→ Task material:
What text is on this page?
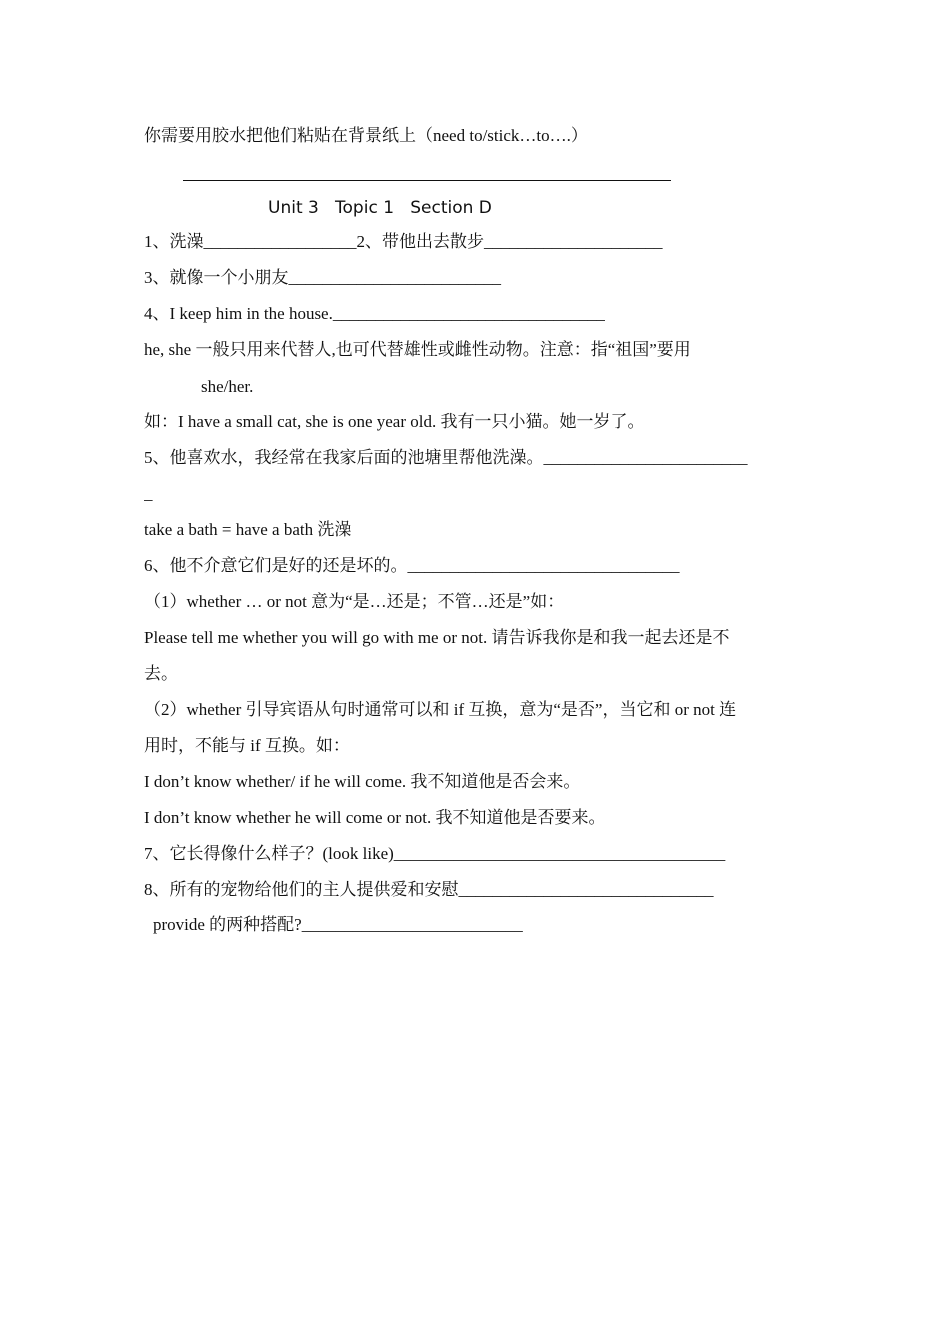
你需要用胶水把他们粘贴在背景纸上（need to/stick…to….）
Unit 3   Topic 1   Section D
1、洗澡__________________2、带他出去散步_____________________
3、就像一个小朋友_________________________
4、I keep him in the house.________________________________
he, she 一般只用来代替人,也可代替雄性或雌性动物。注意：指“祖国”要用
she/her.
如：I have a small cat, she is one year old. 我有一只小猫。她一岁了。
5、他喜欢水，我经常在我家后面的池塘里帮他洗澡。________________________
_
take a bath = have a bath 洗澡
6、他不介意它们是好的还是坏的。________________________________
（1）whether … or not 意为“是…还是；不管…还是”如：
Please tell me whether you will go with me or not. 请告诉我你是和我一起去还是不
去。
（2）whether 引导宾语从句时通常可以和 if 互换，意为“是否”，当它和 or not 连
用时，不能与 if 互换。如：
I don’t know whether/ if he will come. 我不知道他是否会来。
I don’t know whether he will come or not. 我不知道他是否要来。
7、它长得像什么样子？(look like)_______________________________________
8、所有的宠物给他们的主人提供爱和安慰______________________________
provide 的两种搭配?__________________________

--

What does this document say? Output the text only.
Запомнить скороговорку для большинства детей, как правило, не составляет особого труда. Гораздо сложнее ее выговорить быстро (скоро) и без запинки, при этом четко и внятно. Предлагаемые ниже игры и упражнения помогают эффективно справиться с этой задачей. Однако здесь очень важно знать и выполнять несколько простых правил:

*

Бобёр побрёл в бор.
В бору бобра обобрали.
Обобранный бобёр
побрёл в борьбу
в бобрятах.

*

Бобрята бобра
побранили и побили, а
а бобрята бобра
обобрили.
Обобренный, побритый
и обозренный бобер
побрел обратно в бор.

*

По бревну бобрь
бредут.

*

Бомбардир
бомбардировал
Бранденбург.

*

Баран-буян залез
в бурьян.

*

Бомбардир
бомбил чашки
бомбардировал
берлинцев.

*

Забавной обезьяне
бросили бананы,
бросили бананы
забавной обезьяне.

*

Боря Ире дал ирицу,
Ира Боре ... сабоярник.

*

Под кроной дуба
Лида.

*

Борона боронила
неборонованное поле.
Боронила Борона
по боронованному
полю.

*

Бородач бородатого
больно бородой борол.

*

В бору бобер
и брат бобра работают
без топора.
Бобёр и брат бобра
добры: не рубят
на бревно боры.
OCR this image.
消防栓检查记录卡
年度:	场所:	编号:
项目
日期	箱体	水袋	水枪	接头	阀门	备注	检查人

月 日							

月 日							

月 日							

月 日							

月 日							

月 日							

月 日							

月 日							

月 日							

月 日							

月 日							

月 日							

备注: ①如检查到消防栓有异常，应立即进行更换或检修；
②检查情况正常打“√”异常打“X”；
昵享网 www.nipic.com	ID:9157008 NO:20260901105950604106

→ What to work on:
From the data, list each line in which the string "have" appears.

→ Output below:
如：I have a small cat, she is one year old. 我有一只小猫。她一岁了。
take a bath = have a bath 洗澡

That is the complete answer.